> What this task involves
From the entries below, work out the number of lines that hold the word "image", and give that number alone.

> Entries shown
>>>>>

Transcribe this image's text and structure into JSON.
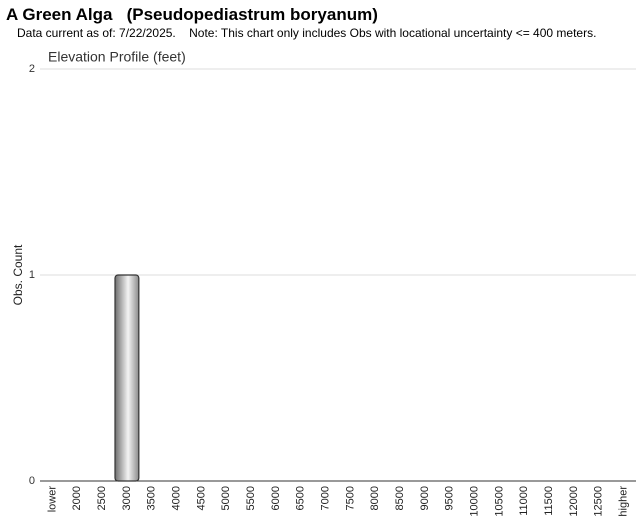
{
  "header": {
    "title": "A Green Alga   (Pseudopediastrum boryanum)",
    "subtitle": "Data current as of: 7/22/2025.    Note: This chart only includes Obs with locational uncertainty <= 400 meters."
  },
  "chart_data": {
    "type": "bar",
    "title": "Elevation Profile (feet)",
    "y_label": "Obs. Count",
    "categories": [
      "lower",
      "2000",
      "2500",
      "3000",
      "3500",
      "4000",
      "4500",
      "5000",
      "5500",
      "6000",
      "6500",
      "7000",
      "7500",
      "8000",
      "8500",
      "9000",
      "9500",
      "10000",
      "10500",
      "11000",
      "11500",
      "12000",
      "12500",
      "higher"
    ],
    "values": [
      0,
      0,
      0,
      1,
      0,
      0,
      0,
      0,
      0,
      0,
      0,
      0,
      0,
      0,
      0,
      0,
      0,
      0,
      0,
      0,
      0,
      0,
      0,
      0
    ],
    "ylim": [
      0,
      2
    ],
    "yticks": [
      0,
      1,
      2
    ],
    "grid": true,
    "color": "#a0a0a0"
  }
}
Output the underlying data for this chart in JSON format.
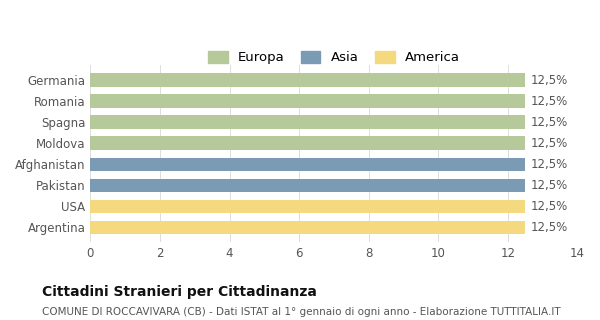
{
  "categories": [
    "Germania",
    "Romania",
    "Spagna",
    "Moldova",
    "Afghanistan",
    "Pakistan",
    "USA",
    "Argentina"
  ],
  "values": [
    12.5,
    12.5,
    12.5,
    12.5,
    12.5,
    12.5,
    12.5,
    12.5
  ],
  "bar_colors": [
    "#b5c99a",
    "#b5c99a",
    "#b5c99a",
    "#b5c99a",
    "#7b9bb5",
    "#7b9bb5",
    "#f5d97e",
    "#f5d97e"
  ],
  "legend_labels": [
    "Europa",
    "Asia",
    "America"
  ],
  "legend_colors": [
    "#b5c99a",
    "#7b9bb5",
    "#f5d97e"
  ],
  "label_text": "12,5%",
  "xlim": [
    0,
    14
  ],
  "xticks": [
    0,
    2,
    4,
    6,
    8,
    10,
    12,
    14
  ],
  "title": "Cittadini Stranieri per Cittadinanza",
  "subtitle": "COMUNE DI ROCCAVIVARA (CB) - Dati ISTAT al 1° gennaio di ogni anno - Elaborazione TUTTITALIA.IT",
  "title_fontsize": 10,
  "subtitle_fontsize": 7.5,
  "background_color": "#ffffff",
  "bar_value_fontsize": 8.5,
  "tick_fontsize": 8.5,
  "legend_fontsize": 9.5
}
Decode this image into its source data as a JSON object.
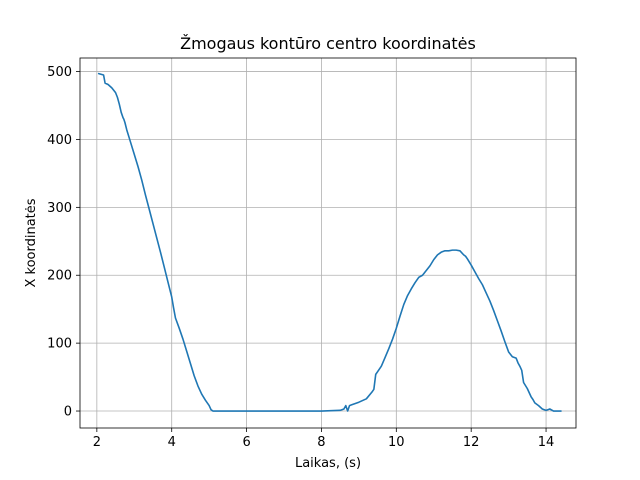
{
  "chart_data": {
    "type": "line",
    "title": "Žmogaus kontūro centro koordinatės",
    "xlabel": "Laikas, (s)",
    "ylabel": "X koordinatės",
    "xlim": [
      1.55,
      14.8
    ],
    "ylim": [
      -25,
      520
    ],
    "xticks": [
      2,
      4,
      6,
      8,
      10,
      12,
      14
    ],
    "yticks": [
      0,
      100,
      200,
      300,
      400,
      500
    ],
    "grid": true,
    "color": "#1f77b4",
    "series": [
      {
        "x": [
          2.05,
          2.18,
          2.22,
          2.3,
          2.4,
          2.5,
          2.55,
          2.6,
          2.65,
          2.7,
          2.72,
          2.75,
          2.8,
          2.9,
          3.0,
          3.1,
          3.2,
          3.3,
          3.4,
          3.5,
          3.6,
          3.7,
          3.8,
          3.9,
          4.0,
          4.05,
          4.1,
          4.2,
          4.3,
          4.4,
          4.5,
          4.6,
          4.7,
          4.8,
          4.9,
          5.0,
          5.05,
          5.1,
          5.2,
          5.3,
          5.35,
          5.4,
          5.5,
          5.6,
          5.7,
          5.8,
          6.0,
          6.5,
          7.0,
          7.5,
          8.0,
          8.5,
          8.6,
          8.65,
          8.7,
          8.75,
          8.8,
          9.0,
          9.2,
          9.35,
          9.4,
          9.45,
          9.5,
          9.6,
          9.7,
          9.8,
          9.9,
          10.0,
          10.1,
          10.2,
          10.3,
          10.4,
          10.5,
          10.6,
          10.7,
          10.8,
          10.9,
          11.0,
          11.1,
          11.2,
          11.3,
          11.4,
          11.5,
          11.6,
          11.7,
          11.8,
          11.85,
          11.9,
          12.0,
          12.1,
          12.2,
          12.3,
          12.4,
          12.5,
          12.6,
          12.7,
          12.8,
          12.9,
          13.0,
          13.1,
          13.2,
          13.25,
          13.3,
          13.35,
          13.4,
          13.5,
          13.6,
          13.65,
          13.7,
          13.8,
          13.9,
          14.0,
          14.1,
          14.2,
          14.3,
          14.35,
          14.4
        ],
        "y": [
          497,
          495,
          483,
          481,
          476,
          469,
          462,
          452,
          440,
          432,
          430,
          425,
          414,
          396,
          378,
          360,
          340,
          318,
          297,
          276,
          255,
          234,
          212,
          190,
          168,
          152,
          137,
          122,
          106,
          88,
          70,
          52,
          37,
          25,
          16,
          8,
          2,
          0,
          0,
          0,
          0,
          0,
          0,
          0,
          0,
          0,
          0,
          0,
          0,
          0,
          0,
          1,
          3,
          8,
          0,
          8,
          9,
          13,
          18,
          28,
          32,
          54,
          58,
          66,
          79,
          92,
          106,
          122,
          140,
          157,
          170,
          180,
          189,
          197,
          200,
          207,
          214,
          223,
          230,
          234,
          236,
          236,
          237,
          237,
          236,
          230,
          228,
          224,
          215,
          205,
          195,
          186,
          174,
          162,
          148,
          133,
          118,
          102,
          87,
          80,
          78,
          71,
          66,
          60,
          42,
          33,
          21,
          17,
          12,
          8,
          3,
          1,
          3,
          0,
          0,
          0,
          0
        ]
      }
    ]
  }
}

<<<<<
>>>>>

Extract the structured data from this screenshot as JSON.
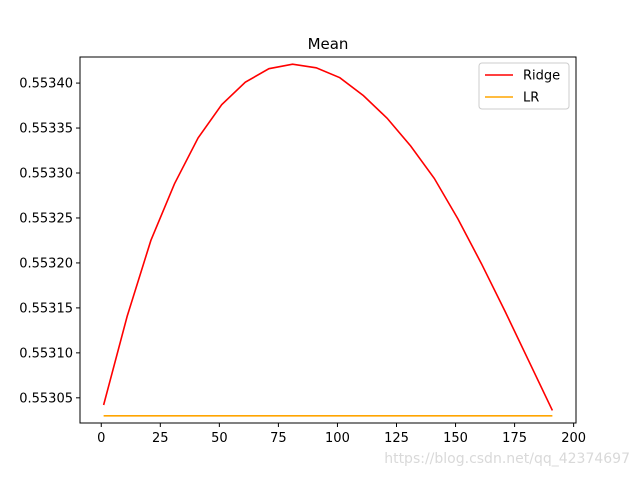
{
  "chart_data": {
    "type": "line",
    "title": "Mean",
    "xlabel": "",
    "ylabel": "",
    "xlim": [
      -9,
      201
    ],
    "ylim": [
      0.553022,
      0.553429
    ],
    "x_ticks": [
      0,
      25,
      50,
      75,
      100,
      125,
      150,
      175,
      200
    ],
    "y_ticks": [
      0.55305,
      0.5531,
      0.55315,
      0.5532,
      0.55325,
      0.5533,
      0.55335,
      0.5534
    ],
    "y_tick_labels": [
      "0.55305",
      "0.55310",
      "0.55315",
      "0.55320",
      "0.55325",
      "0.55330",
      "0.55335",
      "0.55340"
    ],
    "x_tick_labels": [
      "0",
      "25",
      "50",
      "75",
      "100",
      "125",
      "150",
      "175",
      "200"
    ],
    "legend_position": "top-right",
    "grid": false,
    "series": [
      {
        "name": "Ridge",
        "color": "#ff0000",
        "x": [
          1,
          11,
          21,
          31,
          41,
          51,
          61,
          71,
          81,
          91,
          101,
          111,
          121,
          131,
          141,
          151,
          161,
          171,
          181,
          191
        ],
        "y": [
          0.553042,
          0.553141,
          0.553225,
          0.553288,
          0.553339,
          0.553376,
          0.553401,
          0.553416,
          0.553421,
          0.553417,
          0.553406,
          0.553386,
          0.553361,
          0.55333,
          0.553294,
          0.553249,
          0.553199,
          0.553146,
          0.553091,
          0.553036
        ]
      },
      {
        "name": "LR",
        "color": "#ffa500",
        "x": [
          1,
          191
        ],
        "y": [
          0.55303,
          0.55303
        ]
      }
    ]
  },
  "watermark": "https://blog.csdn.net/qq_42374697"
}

<<<<<

> Task solution
2